INFORMATION GIVEN –
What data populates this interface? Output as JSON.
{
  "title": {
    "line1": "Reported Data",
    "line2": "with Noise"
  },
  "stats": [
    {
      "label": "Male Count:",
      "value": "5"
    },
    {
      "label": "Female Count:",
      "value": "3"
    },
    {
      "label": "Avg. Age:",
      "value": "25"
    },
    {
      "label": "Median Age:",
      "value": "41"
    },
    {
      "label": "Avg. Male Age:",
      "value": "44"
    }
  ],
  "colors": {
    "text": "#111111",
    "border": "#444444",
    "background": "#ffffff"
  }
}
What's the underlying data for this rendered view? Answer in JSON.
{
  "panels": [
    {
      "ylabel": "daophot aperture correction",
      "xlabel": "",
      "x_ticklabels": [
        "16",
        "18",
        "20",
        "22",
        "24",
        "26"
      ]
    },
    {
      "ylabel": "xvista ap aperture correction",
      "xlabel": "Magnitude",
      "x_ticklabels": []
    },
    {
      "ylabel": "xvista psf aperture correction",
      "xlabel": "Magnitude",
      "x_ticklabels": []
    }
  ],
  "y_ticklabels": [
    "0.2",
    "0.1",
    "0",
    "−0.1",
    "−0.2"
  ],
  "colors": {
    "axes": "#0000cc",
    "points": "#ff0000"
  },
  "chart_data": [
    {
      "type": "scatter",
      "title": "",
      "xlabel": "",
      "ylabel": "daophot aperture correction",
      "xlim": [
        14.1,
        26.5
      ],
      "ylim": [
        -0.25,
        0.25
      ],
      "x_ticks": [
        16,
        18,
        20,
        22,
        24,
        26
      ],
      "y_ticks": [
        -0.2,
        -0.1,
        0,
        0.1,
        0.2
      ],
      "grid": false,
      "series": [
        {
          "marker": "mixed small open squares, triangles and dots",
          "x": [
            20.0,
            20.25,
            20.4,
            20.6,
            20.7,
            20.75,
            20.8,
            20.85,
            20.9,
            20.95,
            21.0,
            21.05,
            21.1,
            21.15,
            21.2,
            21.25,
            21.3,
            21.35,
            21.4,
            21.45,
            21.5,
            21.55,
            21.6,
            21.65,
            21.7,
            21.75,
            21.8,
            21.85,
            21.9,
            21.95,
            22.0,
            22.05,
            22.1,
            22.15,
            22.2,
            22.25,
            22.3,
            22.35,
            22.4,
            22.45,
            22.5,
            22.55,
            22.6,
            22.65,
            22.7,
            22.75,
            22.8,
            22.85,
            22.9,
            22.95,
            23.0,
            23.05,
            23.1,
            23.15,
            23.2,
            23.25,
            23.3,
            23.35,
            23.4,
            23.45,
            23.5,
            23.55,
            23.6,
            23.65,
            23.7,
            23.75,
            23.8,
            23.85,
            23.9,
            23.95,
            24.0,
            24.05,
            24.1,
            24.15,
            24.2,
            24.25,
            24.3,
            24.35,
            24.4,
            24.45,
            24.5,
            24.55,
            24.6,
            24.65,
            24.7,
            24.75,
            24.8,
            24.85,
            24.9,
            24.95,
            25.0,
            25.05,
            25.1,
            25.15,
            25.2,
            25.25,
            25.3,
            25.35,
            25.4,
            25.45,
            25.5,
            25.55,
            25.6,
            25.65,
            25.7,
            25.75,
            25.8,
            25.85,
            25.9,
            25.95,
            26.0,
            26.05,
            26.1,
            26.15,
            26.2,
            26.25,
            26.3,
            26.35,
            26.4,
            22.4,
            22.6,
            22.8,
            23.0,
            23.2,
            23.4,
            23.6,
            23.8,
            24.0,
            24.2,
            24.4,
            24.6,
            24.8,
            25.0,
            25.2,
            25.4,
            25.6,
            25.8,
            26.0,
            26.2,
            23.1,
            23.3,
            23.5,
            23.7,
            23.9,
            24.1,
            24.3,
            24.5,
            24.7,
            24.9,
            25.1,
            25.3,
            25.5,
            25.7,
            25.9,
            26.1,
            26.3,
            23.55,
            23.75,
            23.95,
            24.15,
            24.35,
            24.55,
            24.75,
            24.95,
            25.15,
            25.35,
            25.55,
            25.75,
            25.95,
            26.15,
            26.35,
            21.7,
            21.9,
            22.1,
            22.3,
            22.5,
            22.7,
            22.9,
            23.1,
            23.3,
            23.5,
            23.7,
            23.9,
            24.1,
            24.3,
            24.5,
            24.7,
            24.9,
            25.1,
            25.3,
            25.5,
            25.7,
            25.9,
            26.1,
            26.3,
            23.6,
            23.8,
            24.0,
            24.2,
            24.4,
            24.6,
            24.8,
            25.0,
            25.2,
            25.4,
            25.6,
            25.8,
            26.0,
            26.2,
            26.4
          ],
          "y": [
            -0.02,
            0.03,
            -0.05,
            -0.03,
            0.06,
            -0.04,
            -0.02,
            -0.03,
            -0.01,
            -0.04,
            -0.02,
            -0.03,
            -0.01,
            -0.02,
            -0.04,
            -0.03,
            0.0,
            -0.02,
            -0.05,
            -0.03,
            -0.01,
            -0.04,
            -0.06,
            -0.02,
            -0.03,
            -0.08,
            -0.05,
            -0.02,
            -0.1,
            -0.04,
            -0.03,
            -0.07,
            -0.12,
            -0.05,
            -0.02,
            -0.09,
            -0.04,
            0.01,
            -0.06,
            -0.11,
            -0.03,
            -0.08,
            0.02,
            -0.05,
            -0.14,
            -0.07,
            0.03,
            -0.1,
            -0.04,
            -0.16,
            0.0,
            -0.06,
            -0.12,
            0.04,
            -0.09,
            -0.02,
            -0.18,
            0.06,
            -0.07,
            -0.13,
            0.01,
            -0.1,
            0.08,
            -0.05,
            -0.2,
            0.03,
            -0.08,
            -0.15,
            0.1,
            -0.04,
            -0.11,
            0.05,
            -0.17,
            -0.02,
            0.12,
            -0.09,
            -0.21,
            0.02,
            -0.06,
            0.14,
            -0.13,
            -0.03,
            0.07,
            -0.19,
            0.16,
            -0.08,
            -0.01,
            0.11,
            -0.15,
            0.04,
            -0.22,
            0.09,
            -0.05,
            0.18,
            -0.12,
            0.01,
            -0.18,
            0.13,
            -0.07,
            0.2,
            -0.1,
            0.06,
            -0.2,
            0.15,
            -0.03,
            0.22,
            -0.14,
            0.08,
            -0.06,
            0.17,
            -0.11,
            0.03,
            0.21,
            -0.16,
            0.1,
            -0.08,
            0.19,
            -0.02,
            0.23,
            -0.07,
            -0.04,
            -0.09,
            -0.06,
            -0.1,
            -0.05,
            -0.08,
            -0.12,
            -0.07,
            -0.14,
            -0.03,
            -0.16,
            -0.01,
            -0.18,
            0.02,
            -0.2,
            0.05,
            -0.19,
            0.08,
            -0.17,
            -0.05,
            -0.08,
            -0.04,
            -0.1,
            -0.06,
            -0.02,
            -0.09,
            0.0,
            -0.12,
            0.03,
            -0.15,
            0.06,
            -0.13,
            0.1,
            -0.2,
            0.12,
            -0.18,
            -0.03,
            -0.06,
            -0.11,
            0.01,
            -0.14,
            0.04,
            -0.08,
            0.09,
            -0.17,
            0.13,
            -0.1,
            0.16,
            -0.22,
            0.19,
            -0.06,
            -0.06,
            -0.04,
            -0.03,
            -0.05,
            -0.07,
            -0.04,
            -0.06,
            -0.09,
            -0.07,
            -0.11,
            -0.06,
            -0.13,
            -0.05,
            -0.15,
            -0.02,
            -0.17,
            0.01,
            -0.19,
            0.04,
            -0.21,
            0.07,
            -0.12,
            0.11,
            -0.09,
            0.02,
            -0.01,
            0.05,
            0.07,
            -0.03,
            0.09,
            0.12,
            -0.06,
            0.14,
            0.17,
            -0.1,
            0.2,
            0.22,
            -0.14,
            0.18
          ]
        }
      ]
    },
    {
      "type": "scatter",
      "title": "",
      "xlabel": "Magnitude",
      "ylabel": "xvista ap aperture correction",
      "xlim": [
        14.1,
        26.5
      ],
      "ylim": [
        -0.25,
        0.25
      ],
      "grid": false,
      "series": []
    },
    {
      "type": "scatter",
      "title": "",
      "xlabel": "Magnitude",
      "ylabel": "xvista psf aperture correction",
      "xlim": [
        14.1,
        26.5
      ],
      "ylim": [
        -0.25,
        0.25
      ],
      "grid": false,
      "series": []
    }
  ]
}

SET PROBLEM – Make a copy of each line that contains the string "What".

CORRECT OUTPUT –
What data populates this interface? Output as JSON.
What's the underlying data for this rendered view? Answer in JSON.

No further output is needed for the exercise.